*** DATA LINES

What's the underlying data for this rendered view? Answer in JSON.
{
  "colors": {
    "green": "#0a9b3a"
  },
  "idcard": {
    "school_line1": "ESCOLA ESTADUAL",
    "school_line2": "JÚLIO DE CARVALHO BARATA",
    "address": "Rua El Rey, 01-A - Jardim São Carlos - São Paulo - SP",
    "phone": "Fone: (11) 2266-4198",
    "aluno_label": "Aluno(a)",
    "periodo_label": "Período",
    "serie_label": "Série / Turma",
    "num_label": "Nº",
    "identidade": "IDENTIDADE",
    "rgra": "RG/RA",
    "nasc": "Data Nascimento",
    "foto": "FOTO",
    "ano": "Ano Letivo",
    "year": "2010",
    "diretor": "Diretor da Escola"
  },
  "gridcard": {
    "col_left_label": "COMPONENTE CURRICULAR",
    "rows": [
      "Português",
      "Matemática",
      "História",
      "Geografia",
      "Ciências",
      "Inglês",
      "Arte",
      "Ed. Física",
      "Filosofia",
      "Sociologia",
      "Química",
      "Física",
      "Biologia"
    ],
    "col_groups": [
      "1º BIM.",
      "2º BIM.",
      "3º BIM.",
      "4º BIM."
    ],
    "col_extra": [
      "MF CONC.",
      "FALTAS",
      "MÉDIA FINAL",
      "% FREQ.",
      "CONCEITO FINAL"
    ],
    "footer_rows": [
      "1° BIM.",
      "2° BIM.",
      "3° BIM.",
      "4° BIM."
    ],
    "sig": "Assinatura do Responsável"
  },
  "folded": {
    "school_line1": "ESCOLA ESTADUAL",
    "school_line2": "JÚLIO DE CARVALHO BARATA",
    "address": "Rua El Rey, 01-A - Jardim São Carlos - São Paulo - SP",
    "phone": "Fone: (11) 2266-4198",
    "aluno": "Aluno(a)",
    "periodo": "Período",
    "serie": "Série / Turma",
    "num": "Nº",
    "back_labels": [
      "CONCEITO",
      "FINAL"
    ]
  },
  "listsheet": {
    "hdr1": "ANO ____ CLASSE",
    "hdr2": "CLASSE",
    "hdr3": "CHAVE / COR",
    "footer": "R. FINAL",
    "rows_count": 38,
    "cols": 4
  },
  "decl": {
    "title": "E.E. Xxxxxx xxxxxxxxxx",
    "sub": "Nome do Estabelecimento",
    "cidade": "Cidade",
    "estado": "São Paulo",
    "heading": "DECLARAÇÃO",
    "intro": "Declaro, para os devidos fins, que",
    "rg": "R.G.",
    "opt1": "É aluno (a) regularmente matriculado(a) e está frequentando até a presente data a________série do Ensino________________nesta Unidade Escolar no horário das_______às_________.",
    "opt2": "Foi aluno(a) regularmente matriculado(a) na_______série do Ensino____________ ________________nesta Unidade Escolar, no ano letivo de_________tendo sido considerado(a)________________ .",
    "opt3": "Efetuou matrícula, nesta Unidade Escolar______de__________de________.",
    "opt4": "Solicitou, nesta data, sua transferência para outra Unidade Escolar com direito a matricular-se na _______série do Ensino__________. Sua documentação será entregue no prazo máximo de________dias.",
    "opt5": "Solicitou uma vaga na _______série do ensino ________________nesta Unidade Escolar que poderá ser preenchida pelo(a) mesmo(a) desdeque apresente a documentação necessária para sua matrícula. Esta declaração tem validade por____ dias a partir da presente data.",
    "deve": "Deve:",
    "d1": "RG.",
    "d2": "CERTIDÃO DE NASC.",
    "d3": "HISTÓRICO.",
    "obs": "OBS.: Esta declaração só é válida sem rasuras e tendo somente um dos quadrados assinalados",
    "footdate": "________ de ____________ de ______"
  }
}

******

* _DIRECTION_
From the records above, extract every entry exactly as given.

* _TASK OUTPUT_
What's the underlying data for this rendered view? Answer in JSON.
{
  "colors": {
    "green": "#0a9b3a"
  },
  "idcard": {
    "school_line1": "ESCOLA ESTADUAL",
    "school_line2": "JÚLIO DE CARVALHO BARATA",
    "address": "Rua El Rey, 01-A - Jardim São Carlos - São Paulo - SP",
    "phone": "Fone: (11) 2266-4198",
    "aluno_label": "Aluno(a)",
    "periodo_label": "Período",
    "serie_label": "Série / Turma",
    "num_label": "Nº",
    "identidade": "IDENTIDADE",
    "rgra": "RG/RA",
    "nasc": "Data Nascimento",
    "foto": "FOTO",
    "ano": "Ano Letivo",
    "year": "2010",
    "diretor": "Diretor da Escola"
  },
  "gridcard": {
    "col_left_label": "COMPONENTE CURRICULAR",
    "rows": [
      "Português",
      "Matemática",
      "História",
      "Geografia",
      "Ciências",
      "Inglês",
      "Arte",
      "Ed. Física",
      "Filosofia",
      "Sociologia",
      "Química",
      "Física",
      "Biologia"
    ],
    "col_groups": [
      "1º BIM.",
      "2º BIM.",
      "3º BIM.",
      "4º BIM."
    ],
    "col_extra": [
      "MF CONC.",
      "FALTAS",
      "MÉDIA FINAL",
      "% FREQ.",
      "CONCEITO FINAL"
    ],
    "footer_rows": [
      "1° BIM.",
      "2° BIM.",
      "3° BIM.",
      "4° BIM."
    ],
    "sig": "Assinatura do Responsável"
  },
  "folded": {
    "school_line1": "ESCOLA ESTADUAL",
    "school_line2": "JÚLIO DE CARVALHO BARATA",
    "address": "Rua El Rey, 01-A - Jardim São Carlos - São Paulo - SP",
    "phone": "Fone: (11) 2266-4198",
    "aluno": "Aluno(a)",
    "periodo": "Período",
    "serie": "Série / Turma",
    "num": "Nº",
    "back_labels": [
      "CONCEITO",
      "FINAL"
    ]
  },
  "listsheet": {
    "hdr1": "ANO ____ CLASSE",
    "hdr2": "CLASSE",
    "hdr3": "CHAVE / COR",
    "footer": "R. FINAL",
    "rows_count": 38,
    "cols": 4
  },
  "decl": {
    "title": "E.E. Xxxxxx xxxxxxxxxx",
    "sub": "Nome do Estabelecimento",
    "cidade": "Cidade",
    "estado": "São Paulo",
    "heading": "DECLARAÇÃO",
    "intro": "Declaro, para os devidos fins, que",
    "rg": "R.G.",
    "opt1": "É aluno (a) regularmente matriculado(a) e está frequentando até a presente data a________série do Ensino________________nesta Unidade Escolar no horário das_______às_________.",
    "opt2": "Foi aluno(a) regularmente matriculado(a) na_______série do Ensino____________ ________________nesta Unidade Escolar, no ano letivo de_________tendo sido considerado(a)________________ .",
    "opt3": "Efetuou matrícula, nesta Unidade Escolar______de__________de________.",
    "opt4": "Solicitou, nesta data, sua transferência para outra Unidade Escolar com direito a matricular-se na _______série do Ensino__________. Sua documentação será entregue no prazo máximo de________dias.",
    "opt5": "Solicitou uma vaga na _______série do ensino ________________nesta Unidade Escolar que poderá ser preenchida pelo(a) mesmo(a) desdeque apresente a documentação necessária para sua matrícula. Esta declaração tem validade por____ dias a partir da presente data.",
    "deve": "Deve:",
    "d1": "RG.",
    "d2": "CERTIDÃO DE NASC.",
    "d3": "HISTÓRICO.",
    "obs": "OBS.: Esta declaração só é válida sem rasuras e tendo somente um dos quadrados assinalados",
    "footdate": "________ de ____________ de ______"
  }
}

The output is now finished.